Schreiben Sie den Abschnitt des Sitzungsprotokolls neu, der mit „Meine Damen und“ beginnt und bis „vollständig gerecht werden.“ reicht, und setzen Sie dabei „vielfältig“ an die Stelle von „heterogen“.

Ausgewählter Text →
%%

Protokoll der Sitzung vom 18.10.2017

Bitte beachten Sie, es geht bei den Reformergebnissen immer um den Vergleich: im Jahr 2018 ohne Gesetzesänderungen und mit Gesetzesänderungen! Natürlich könnte man auch das Jahr 2018 dem Jahr 2017 gegenüberstellen, noch das zusätzliche Geld, was aus unterschiedlichen Töpfen mit hineingekommen ist, und das vergleichen, aber das, liebe Kolleginnen und Kollegen, wäre wirklich der Vergleich von Äpfeln mit Birnen. Wenn sich beispielsweise in einer Gemeinde die Gewerbesteuereinnahmen verdoppeln, sinken natürlich auch die Zuweisungen vom Land. So viel können Sie gar nicht reformieren, dass da am Ende noch ein Plus bleibt. Deswegen ist der Vergleich „2018 alt“ zu „2018 neu“ in jedem Fall der eindeutig bessere, das ist vergleichbar.

Bereits am Montag hat das Innenministerium den Orientierungsdatenerlass an alle Landkreise, Ämter und amtsfreien Gemeinden verschickt, damit sich diese auf die Reformergebnisse einstellen und ihre Haushalte aufstellen können. Durch die parlamentarischen Beratungen und die möglicherweise aktualisierten Einwohnerzahlen können sich natürlich noch Änderungen ergeben. Deswegen heißt es ja auch Orientierungserlass, an dem sich die Kommunen erst mal orientieren können. Gleichwohl steht heute schon fest, die Reformergebnisse sind wirklich gut. Über 600 der 753 Städte und Gemeinden werden durch dieses Gesetz mehr Geld in der Kasse haben. Das ist ein wichtiger Schritt zur Stärkung der Kommunalen und zweifelsohne ein großer Erfolg der Landesregierung.

Meine Damen und Herren, ich erwähnte es bereits, unsere kommunale Familie ist sehr heterogen, deswegen kann der kommunale Finanzausgleich, egal, wie viel wir an ihm schrauben, nie allen vollständig gerecht werden.

%%

Einträge aus einem Datensatz
%%

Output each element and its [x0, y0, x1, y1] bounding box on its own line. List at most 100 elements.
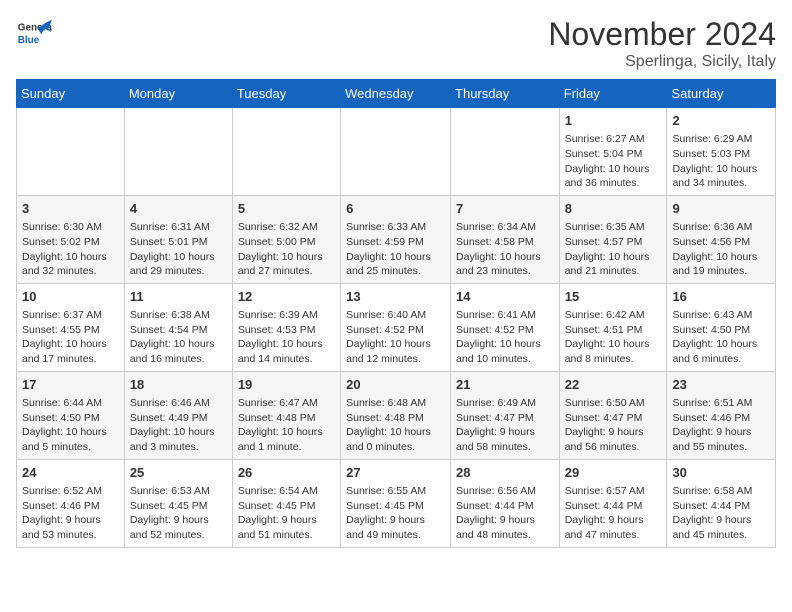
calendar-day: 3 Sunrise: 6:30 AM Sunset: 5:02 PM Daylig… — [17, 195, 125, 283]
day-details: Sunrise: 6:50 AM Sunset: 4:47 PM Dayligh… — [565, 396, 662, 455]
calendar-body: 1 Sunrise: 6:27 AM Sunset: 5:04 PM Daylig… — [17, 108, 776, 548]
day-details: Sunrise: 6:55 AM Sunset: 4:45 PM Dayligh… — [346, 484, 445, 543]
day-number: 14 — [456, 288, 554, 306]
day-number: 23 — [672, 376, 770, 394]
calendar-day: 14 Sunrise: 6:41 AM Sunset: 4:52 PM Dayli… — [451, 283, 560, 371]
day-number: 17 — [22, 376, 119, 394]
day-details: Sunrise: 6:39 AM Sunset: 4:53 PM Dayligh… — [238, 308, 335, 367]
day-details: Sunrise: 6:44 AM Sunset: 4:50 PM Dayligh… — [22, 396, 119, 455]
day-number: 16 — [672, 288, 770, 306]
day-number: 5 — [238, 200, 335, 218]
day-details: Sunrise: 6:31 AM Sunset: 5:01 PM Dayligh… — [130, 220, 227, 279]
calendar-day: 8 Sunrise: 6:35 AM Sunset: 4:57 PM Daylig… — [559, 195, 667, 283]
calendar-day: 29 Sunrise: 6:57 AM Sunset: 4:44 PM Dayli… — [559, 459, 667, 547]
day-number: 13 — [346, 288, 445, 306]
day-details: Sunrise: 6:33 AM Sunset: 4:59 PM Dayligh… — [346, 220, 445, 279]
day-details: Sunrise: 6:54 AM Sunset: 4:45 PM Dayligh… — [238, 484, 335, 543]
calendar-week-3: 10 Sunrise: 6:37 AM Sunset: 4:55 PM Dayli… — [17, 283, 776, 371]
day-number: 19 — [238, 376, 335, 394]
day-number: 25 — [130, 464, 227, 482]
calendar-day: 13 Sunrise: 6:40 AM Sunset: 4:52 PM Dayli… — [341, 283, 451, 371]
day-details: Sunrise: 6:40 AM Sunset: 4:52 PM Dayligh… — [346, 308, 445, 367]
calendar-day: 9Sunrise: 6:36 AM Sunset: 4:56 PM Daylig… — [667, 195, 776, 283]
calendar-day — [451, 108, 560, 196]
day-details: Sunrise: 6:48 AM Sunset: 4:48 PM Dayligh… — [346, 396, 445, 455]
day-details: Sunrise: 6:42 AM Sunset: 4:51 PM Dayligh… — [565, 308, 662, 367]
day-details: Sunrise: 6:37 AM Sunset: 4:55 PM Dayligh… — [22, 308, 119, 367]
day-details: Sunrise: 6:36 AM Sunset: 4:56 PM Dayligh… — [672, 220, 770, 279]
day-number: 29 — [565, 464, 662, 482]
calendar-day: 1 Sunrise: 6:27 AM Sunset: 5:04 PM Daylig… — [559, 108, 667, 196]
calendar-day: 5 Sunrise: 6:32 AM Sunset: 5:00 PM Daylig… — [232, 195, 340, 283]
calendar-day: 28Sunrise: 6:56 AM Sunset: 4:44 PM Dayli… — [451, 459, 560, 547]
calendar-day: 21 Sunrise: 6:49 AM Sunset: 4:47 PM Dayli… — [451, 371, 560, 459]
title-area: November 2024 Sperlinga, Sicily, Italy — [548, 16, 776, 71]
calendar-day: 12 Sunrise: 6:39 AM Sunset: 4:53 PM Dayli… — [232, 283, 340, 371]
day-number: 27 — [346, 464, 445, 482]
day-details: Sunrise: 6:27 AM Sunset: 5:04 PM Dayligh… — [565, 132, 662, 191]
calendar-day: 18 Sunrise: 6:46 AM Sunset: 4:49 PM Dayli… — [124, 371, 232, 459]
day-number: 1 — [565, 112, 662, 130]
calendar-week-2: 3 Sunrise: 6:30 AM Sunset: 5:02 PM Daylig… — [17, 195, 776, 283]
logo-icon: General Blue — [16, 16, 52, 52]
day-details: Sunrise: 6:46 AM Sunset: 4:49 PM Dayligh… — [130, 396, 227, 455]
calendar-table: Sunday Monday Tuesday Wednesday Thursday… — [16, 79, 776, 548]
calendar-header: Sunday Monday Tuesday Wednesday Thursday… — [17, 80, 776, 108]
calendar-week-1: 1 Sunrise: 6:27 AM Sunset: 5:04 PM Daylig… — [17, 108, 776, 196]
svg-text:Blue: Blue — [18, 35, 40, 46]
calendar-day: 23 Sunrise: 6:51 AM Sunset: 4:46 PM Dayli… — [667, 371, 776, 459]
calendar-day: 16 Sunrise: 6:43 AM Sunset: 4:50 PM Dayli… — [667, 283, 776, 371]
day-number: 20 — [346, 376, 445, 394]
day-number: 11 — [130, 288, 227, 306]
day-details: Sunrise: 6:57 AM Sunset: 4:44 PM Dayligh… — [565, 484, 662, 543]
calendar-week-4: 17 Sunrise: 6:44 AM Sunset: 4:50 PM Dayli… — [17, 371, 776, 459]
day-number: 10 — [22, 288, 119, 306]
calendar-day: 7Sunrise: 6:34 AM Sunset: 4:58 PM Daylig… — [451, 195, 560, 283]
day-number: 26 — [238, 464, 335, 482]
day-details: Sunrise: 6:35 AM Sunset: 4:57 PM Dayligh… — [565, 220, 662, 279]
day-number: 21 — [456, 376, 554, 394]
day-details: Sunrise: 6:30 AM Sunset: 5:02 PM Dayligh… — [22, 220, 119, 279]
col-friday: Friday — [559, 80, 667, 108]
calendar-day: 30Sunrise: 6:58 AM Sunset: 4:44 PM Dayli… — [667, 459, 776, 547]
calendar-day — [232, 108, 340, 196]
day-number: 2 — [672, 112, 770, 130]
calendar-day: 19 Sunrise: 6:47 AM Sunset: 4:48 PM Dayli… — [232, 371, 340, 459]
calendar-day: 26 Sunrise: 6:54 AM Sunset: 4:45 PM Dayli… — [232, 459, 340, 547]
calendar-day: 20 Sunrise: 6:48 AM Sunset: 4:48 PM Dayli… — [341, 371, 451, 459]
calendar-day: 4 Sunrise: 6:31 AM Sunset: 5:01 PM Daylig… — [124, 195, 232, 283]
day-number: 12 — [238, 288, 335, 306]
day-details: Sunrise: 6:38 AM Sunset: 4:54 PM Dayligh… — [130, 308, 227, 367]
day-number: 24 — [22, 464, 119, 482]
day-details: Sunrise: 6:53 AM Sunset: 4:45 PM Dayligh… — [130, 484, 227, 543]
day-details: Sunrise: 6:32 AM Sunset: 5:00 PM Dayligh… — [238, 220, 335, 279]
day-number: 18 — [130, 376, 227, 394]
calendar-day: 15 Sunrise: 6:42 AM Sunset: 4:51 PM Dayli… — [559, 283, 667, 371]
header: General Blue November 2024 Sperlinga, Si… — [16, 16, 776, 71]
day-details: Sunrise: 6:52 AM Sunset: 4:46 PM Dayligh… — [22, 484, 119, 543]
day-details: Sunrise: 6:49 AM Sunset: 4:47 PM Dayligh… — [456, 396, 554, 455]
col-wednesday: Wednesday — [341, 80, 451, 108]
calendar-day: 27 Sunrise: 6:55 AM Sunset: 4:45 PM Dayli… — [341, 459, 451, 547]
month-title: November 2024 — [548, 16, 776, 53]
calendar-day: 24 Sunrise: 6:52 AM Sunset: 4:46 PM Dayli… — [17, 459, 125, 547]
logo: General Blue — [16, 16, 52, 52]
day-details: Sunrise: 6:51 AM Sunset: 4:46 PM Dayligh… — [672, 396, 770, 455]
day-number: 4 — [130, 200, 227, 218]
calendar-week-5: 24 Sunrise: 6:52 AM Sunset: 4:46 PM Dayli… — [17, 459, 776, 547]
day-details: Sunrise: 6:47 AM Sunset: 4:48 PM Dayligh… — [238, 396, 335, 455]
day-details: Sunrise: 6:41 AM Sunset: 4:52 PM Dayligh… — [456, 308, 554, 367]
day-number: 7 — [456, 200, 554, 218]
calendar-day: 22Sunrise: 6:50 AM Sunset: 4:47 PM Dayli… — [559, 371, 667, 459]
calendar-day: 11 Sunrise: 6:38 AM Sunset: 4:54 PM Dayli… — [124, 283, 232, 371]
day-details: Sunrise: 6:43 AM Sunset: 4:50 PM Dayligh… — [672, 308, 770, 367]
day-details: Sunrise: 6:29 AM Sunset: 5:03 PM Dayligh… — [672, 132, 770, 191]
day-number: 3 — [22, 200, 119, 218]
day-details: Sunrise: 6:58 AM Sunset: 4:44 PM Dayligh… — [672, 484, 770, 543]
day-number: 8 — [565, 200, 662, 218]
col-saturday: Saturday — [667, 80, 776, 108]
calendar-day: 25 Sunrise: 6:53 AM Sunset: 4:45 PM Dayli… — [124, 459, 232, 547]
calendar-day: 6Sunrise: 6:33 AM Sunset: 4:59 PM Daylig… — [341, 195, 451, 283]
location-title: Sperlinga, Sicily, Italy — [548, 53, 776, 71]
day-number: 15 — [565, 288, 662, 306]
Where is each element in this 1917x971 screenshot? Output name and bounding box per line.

%%

Lösung →
Meine Damen und Herren, ich erwähnte es bereits, unsere kommunale Familie ist sehr vielfältig, deswegen kann der kommunale Finanzausgleich, egal, wie viel wir an ihm schrauben, nie allen vollständig gerecht werden.